▶ **Exercise description**
Copy out all lines carrying the word "object".

▶ **Provided information**
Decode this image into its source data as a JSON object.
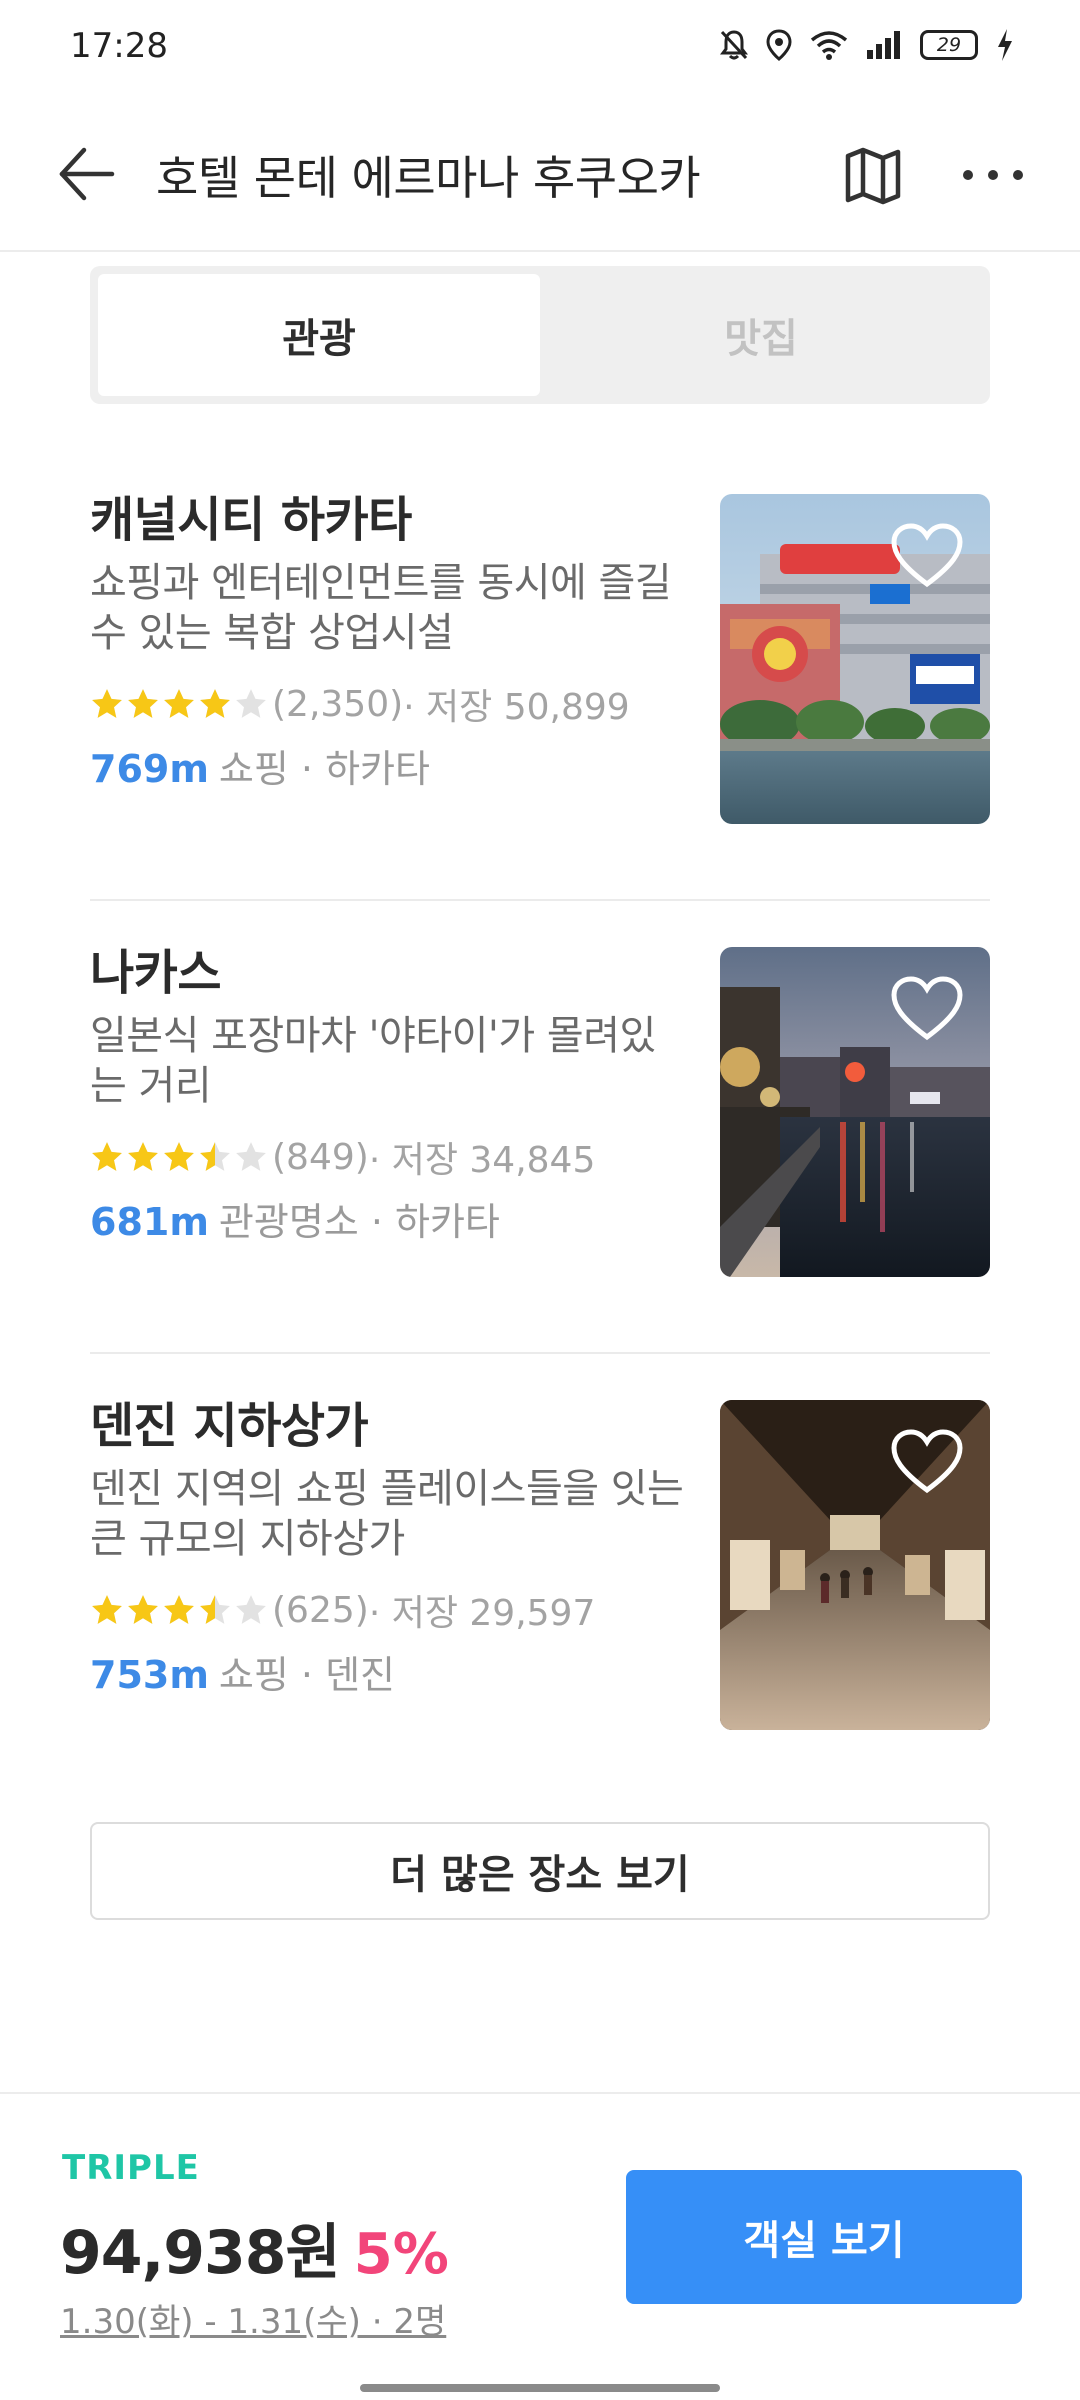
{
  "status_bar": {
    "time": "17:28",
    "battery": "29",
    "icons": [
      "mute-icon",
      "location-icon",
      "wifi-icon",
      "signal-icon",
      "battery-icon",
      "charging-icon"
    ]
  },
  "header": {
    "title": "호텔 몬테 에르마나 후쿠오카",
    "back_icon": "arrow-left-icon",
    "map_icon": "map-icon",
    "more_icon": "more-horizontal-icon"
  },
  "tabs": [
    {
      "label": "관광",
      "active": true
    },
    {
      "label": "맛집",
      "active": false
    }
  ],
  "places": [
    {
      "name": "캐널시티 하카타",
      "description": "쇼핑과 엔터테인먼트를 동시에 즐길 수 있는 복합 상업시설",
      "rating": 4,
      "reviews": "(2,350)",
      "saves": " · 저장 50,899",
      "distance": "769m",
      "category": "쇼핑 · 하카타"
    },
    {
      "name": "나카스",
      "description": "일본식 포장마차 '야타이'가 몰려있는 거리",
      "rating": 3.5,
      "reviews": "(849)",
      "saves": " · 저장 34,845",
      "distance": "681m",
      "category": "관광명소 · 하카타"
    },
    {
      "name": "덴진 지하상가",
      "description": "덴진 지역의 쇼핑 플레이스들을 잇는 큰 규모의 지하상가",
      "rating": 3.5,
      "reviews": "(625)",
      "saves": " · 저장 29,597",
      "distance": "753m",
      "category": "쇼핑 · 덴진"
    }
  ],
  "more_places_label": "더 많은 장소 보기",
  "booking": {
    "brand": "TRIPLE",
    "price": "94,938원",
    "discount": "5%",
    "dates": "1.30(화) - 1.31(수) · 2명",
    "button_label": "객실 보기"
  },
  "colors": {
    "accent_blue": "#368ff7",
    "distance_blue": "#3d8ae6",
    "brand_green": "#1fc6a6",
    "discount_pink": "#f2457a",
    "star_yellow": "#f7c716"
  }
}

---

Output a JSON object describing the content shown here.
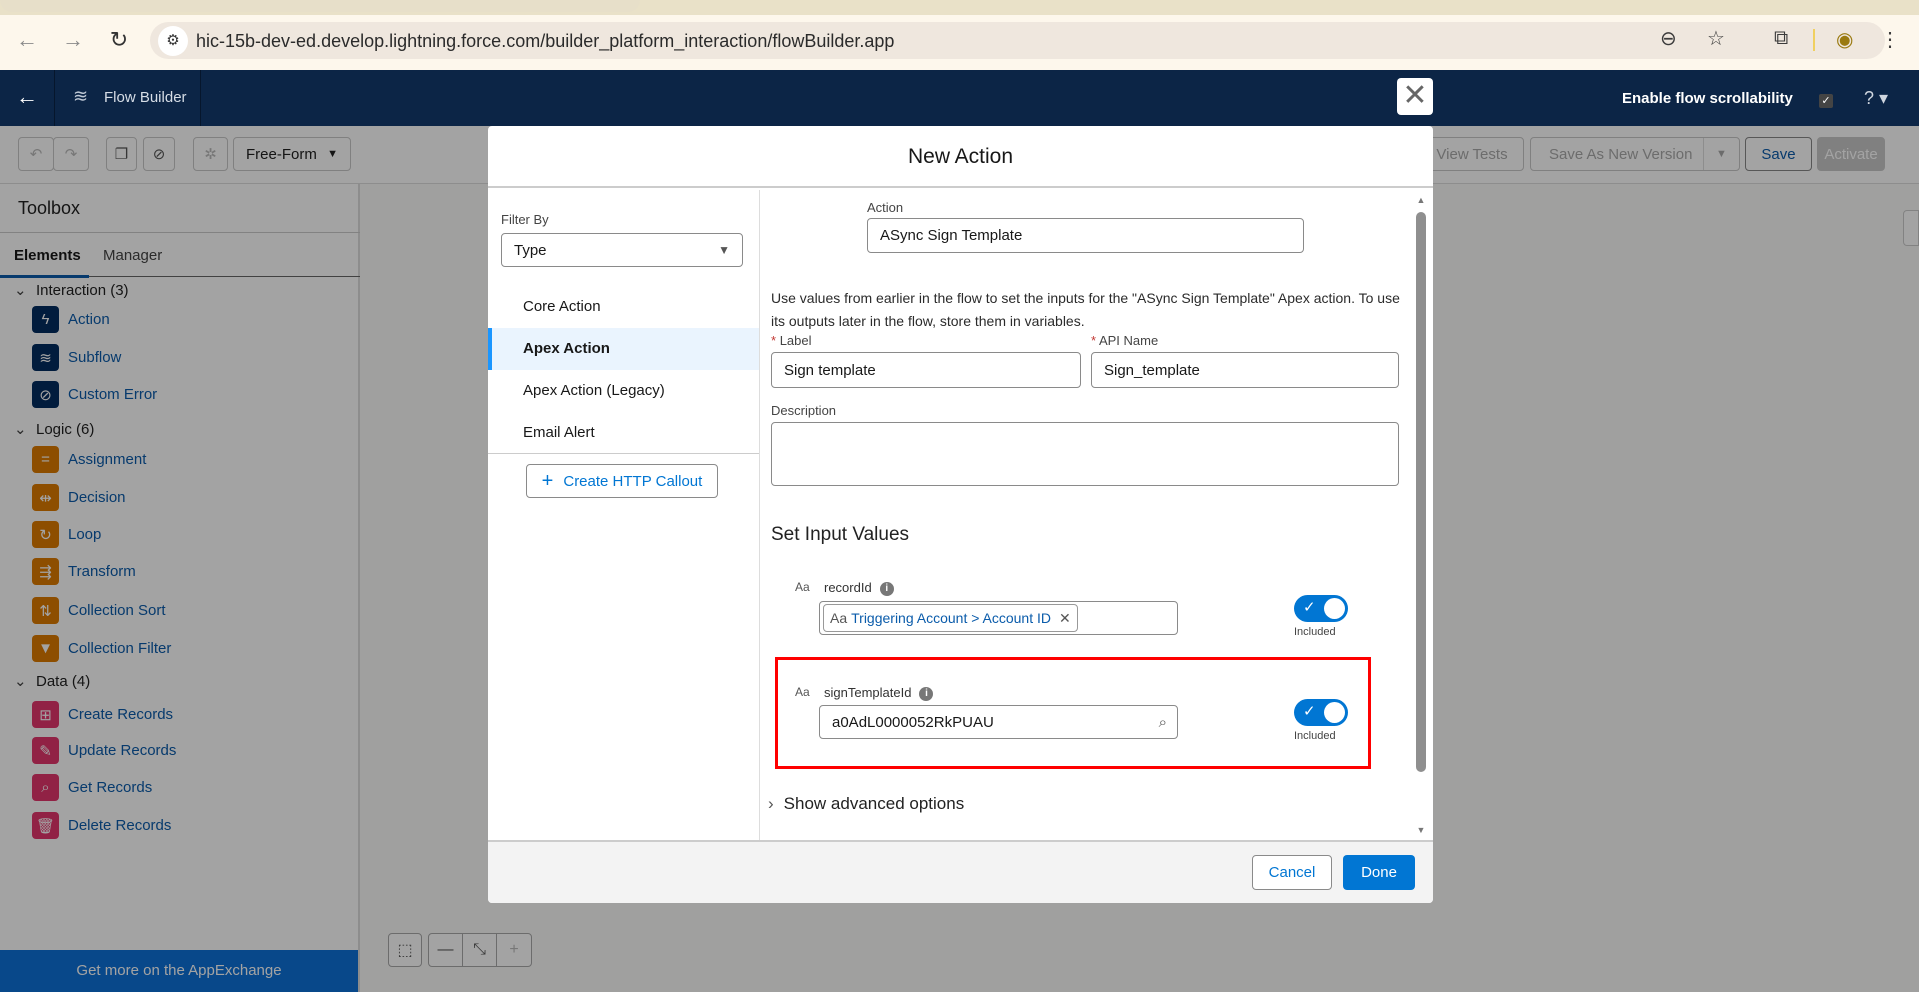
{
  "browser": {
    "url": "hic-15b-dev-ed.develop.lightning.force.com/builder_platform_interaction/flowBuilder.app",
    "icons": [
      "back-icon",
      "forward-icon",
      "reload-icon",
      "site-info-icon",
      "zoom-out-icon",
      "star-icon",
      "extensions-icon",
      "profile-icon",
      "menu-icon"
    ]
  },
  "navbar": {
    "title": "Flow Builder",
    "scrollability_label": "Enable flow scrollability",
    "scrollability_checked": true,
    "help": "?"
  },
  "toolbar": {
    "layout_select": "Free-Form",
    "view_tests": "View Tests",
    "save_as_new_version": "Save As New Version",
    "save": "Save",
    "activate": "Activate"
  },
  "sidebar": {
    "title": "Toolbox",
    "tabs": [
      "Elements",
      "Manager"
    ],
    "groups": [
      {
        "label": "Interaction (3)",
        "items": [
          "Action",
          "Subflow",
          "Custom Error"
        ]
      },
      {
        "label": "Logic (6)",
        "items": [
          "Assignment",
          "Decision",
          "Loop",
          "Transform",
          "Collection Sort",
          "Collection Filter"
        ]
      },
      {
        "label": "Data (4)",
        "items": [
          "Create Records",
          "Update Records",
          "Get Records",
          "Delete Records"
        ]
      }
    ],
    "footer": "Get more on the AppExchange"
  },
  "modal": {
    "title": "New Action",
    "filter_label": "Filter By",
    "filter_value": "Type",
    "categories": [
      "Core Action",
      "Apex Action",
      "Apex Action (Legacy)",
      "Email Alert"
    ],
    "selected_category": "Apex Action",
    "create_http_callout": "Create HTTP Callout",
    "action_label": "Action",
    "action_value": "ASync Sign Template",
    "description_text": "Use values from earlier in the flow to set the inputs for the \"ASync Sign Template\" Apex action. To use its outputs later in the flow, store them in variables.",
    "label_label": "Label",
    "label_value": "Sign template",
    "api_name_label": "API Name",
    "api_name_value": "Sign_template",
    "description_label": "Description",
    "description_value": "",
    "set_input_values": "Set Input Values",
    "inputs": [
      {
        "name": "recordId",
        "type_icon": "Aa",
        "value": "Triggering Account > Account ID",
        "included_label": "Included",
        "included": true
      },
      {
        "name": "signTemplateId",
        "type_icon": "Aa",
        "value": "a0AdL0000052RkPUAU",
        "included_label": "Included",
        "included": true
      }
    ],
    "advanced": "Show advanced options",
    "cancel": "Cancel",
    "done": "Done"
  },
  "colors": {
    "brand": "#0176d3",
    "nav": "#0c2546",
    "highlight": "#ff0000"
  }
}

▶ **Answer to this problem**
Decode this image into its source data as a JSON object.
Output a JSON object describing the content shown here.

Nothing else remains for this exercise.